Short exercise:
Copy out all the records exactly.
** BEGIN Data supplied **
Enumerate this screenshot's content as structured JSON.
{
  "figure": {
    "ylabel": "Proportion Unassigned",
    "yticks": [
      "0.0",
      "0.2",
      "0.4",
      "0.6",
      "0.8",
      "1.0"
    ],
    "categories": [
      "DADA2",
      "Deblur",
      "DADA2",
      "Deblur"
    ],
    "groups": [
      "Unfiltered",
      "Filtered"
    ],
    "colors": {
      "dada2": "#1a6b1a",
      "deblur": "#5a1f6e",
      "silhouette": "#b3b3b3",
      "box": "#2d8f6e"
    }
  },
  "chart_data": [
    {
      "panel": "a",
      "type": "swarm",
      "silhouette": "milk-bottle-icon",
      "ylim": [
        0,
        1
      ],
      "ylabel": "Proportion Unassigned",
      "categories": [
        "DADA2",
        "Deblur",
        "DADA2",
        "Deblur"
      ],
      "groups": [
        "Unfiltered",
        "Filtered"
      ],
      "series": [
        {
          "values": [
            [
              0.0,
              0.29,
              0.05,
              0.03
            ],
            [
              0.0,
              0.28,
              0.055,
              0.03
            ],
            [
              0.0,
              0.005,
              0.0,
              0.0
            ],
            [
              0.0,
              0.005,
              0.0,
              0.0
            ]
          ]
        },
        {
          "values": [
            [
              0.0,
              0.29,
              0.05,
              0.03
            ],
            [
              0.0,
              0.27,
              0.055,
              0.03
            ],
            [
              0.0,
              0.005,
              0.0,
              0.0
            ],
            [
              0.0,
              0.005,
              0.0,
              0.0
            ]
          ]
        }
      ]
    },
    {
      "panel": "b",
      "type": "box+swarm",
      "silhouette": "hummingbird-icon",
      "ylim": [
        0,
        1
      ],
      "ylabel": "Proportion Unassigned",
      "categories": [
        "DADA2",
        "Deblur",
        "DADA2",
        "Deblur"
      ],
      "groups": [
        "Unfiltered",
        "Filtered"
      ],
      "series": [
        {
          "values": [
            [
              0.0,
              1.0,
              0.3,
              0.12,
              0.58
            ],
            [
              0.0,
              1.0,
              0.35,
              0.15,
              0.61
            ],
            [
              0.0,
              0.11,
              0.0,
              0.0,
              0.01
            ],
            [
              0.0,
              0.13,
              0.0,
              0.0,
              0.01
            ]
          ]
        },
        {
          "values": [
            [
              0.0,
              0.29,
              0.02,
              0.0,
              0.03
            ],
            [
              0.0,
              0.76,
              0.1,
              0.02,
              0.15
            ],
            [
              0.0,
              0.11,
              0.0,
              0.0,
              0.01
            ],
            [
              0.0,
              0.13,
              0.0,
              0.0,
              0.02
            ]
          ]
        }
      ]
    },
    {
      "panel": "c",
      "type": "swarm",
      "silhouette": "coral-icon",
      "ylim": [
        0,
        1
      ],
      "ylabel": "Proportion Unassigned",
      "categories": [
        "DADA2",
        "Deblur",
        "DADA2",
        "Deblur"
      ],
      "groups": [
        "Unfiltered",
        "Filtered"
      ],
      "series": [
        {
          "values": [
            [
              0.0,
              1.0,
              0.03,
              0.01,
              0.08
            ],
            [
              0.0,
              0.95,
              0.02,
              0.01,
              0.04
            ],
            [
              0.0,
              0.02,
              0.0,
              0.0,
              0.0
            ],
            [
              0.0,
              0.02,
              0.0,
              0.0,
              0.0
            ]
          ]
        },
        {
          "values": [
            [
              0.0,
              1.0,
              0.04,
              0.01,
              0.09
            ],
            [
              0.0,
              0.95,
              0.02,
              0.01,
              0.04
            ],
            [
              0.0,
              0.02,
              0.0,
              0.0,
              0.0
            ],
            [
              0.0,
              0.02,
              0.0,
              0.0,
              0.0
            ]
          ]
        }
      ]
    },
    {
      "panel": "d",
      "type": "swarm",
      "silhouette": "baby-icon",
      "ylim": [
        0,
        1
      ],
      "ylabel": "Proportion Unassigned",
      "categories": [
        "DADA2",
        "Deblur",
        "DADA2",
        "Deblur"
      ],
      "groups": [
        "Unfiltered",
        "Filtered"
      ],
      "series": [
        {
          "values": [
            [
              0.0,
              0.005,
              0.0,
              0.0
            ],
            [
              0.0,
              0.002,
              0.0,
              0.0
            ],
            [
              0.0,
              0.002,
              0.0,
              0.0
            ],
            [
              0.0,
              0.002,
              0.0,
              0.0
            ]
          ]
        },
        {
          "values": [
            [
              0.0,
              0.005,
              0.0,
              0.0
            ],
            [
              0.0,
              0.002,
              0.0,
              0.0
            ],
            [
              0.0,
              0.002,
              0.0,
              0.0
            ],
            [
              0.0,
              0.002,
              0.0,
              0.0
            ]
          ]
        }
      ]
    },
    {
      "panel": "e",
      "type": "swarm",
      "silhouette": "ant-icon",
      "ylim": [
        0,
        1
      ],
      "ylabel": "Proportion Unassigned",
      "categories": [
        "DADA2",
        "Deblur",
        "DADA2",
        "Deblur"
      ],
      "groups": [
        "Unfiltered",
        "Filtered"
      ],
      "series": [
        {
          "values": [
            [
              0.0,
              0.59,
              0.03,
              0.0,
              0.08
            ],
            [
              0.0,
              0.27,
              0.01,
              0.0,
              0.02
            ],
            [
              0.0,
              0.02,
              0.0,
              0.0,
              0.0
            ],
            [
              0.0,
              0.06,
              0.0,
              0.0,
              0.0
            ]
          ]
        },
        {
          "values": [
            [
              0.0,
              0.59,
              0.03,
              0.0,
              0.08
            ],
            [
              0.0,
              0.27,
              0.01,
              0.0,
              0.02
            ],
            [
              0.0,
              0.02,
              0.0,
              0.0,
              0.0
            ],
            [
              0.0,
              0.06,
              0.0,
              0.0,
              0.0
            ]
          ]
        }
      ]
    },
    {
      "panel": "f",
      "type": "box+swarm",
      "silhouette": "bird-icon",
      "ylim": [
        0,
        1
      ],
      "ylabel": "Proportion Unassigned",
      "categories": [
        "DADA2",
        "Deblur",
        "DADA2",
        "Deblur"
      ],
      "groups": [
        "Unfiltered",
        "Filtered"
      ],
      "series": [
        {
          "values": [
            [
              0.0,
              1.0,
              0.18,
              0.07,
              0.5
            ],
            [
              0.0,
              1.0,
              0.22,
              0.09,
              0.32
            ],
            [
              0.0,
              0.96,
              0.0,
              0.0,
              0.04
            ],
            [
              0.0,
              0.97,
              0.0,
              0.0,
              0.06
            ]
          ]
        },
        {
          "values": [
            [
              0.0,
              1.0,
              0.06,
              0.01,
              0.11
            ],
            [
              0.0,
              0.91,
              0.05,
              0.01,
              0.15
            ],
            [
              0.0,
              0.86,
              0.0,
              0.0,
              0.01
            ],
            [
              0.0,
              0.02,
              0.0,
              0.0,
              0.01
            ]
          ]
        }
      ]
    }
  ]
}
** END Data supplied **
Worked solution:
Enumerate this screenshot's content as structured JSON.
{
  "figure": {
    "ylabel": "Proportion Unassigned",
    "yticks": [
      "0.0",
      "0.2",
      "0.4",
      "0.6",
      "0.8",
      "1.0"
    ],
    "categories": [
      "DADA2",
      "Deblur",
      "DADA2",
      "Deblur"
    ],
    "groups": [
      "Unfiltered",
      "Filtered"
    ],
    "colors": {
      "dada2": "#1a6b1a",
      "deblur": "#5a1f6e",
      "silhouette": "#b3b3b3",
      "box": "#2d8f6e"
    }
  },
  "chart_data": [
    {
      "panel": "a",
      "type": "swarm",
      "silhouette": "milk-bottle-icon",
      "ylim": [
        0,
        1
      ],
      "ylabel": "Proportion Unassigned",
      "categories": [
        "DADA2",
        "Deblur",
        "DADA2",
        "Deblur"
      ],
      "groups": [
        "Unfiltered",
        "Filtered"
      ],
      "series": [
        {
          "values": [
            [
              0.0,
              0.29,
              0.05,
              0.03
            ],
            [
              0.0,
              0.28,
              0.055,
              0.03
            ],
            [
              0.0,
              0.005,
              0.0,
              0.0
            ],
            [
              0.0,
              0.005,
              0.0,
              0.0
            ]
          ]
        },
        {
          "values": [
            [
              0.0,
              0.29,
              0.05,
              0.03
            ],
            [
              0.0,
              0.27,
              0.055,
              0.03
            ],
            [
              0.0,
              0.005,
              0.0,
              0.0
            ],
            [
              0.0,
              0.005,
              0.0,
              0.0
            ]
          ]
        }
      ]
    },
    {
      "panel": "b",
      "type": "box+swarm",
      "silhouette": "hummingbird-icon",
      "ylim": [
        0,
        1
      ],
      "ylabel": "Proportion Unassigned",
      "categories": [
        "DADA2",
        "Deblur",
        "DADA2",
        "Deblur"
      ],
      "groups": [
        "Unfiltered",
        "Filtered"
      ],
      "series": [
        {
          "values": [
            [
              0.0,
              1.0,
              0.3,
              0.12,
              0.58
            ],
            [
              0.0,
              1.0,
              0.35,
              0.15,
              0.61
            ],
            [
              0.0,
              0.11,
              0.0,
              0.0,
              0.01
            ],
            [
              0.0,
              0.13,
              0.0,
              0.0,
              0.01
            ]
          ]
        },
        {
          "values": [
            [
              0.0,
              0.29,
              0.02,
              0.0,
              0.03
            ],
            [
              0.0,
              0.76,
              0.1,
              0.02,
              0.15
            ],
            [
              0.0,
              0.11,
              0.0,
              0.0,
              0.01
            ],
            [
              0.0,
              0.13,
              0.0,
              0.0,
              0.02
            ]
          ]
        }
      ]
    },
    {
      "panel": "c",
      "type": "swarm",
      "silhouette": "coral-icon",
      "ylim": [
        0,
        1
      ],
      "ylabel": "Proportion Unassigned",
      "categories": [
        "DADA2",
        "Deblur",
        "DADA2",
        "Deblur"
      ],
      "groups": [
        "Unfiltered",
        "Filtered"
      ],
      "series": [
        {
          "values": [
            [
              0.0,
              1.0,
              0.03,
              0.01,
              0.08
            ],
            [
              0.0,
              0.95,
              0.02,
              0.01,
              0.04
            ],
            [
              0.0,
              0.02,
              0.0,
              0.0,
              0.0
            ],
            [
              0.0,
              0.02,
              0.0,
              0.0,
              0.0
            ]
          ]
        },
        {
          "values": [
            [
              0.0,
              1.0,
              0.04,
              0.01,
              0.09
            ],
            [
              0.0,
              0.95,
              0.02,
              0.01,
              0.04
            ],
            [
              0.0,
              0.02,
              0.0,
              0.0,
              0.0
            ],
            [
              0.0,
              0.02,
              0.0,
              0.0,
              0.0
            ]
          ]
        }
      ]
    },
    {
      "panel": "d",
      "type": "swarm",
      "silhouette": "baby-icon",
      "ylim": [
        0,
        1
      ],
      "ylabel": "Proportion Unassigned",
      "categories": [
        "DADA2",
        "Deblur",
        "DADA2",
        "Deblur"
      ],
      "groups": [
        "Unfiltered",
        "Filtered"
      ],
      "series": [
        {
          "values": [
            [
              0.0,
              0.005,
              0.0,
              0.0
            ],
            [
              0.0,
              0.002,
              0.0,
              0.0
            ],
            [
              0.0,
              0.002,
              0.0,
              0.0
            ],
            [
              0.0,
              0.002,
              0.0,
              0.0
            ]
          ]
        },
        {
          "values": [
            [
              0.0,
              0.005,
              0.0,
              0.0
            ],
            [
              0.0,
              0.002,
              0.0,
              0.0
            ],
            [
              0.0,
              0.002,
              0.0,
              0.0
            ],
            [
              0.0,
              0.002,
              0.0,
              0.0
            ]
          ]
        }
      ]
    },
    {
      "panel": "e",
      "type": "swarm",
      "silhouette": "ant-icon",
      "ylim": [
        0,
        1
      ],
      "ylabel": "Proportion Unassigned",
      "categories": [
        "DADA2",
        "Deblur",
        "DADA2",
        "Deblur"
      ],
      "groups": [
        "Unfiltered",
        "Filtered"
      ],
      "series": [
        {
          "values": [
            [
              0.0,
              0.59,
              0.03,
              0.0,
              0.08
            ],
            [
              0.0,
              0.27,
              0.01,
              0.0,
              0.02
            ],
            [
              0.0,
              0.02,
              0.0,
              0.0,
              0.0
            ],
            [
              0.0,
              0.06,
              0.0,
              0.0,
              0.0
            ]
          ]
        },
        {
          "values": [
            [
              0.0,
              0.59,
              0.03,
              0.0,
              0.08
            ],
            [
              0.0,
              0.27,
              0.01,
              0.0,
              0.02
            ],
            [
              0.0,
              0.02,
              0.0,
              0.0,
              0.0
            ],
            [
              0.0,
              0.06,
              0.0,
              0.0,
              0.0
            ]
          ]
        }
      ]
    },
    {
      "panel": "f",
      "type": "box+swarm",
      "silhouette": "bird-icon",
      "ylim": [
        0,
        1
      ],
      "ylabel": "Proportion Unassigned",
      "categories": [
        "DADA2",
        "Deblur",
        "DADA2",
        "Deblur"
      ],
      "groups": [
        "Unfiltered",
        "Filtered"
      ],
      "series": [
        {
          "values": [
            [
              0.0,
              1.0,
              0.18,
              0.07,
              0.5
            ],
            [
              0.0,
              1.0,
              0.22,
              0.09,
              0.32
            ],
            [
              0.0,
              0.96,
              0.0,
              0.0,
              0.04
            ],
            [
              0.0,
              0.97,
              0.0,
              0.0,
              0.06
            ]
          ]
        },
        {
          "values": [
            [
              0.0,
              1.0,
              0.06,
              0.01,
              0.11
            ],
            [
              0.0,
              0.91,
              0.05,
              0.01,
              0.15
            ],
            [
              0.0,
              0.86,
              0.0,
              0.0,
              0.01
            ],
            [
              0.0,
              0.02,
              0.0,
              0.0,
              0.01
            ]
          ]
        }
      ]
    }
  ]
}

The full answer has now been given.